Retype all the records with nothing changed.

# # #

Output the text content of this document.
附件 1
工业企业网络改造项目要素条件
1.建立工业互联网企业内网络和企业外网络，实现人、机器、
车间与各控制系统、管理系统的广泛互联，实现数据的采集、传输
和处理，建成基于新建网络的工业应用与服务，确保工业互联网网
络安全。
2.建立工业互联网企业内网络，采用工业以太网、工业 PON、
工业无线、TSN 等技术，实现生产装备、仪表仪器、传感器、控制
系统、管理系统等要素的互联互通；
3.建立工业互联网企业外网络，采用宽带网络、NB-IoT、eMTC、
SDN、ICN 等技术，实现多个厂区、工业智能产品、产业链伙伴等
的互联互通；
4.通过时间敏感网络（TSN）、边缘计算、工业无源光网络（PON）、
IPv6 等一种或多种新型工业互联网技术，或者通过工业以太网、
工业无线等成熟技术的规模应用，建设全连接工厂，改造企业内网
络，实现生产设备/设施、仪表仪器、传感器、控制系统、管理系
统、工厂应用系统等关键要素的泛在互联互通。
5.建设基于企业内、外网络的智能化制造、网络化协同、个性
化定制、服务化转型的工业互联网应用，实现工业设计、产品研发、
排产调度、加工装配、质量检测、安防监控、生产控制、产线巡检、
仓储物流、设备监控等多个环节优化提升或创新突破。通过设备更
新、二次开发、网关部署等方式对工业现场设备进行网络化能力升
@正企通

# # #

> [Reply to the exercise]
Output the text content of this document.
附件 1
工业企业网络改造项目要素条件
1.建立工业互联网企业内网络和企业外网络，实现人、机器、
车间与各控制系统、管理系统的广泛互联，实现数据的采集、传输
和处理，建成基于新建网络的工业应用与服务，确保工业互联网网
络安全。
2.建立工业互联网企业内网络，采用工业以太网、工业 PON、
工业无线、TSN 等技术，实现生产装备、仪表仪器、传感器、控制
系统、管理系统等要素的互联互通；
3.建立工业互联网企业外网络，采用宽带网络、NB-IoT、eMTC、
SDN、ICN 等技术，实现多个厂区、工业智能产品、产业链伙伴等
的互联互通；
4.通过时间敏感网络（TSN）、边缘计算、工业无源光网络（PON）、
IPv6 等一种或多种新型工业互联网技术，或者通过工业以太网、
工业无线等成熟技术的规模应用，建设全连接工厂，改造企业内网
络，实现生产设备/设施、仪表仪器、传感器、控制系统、管理系
统、工厂应用系统等关键要素的泛在互联互通。
5.建设基于企业内、外网络的智能化制造、网络化协同、个性
化定制、服务化转型的工业互联网应用，实现工业设计、产品研发、
排产调度、加工装配、质量检测、安防监控、生产控制、产线巡检、
仓储物流、设备监控等多个环节优化提升或创新突破。通过设备更
新、二次开发、网关部署等方式对工业现场设备进行网络化能力升
@正企通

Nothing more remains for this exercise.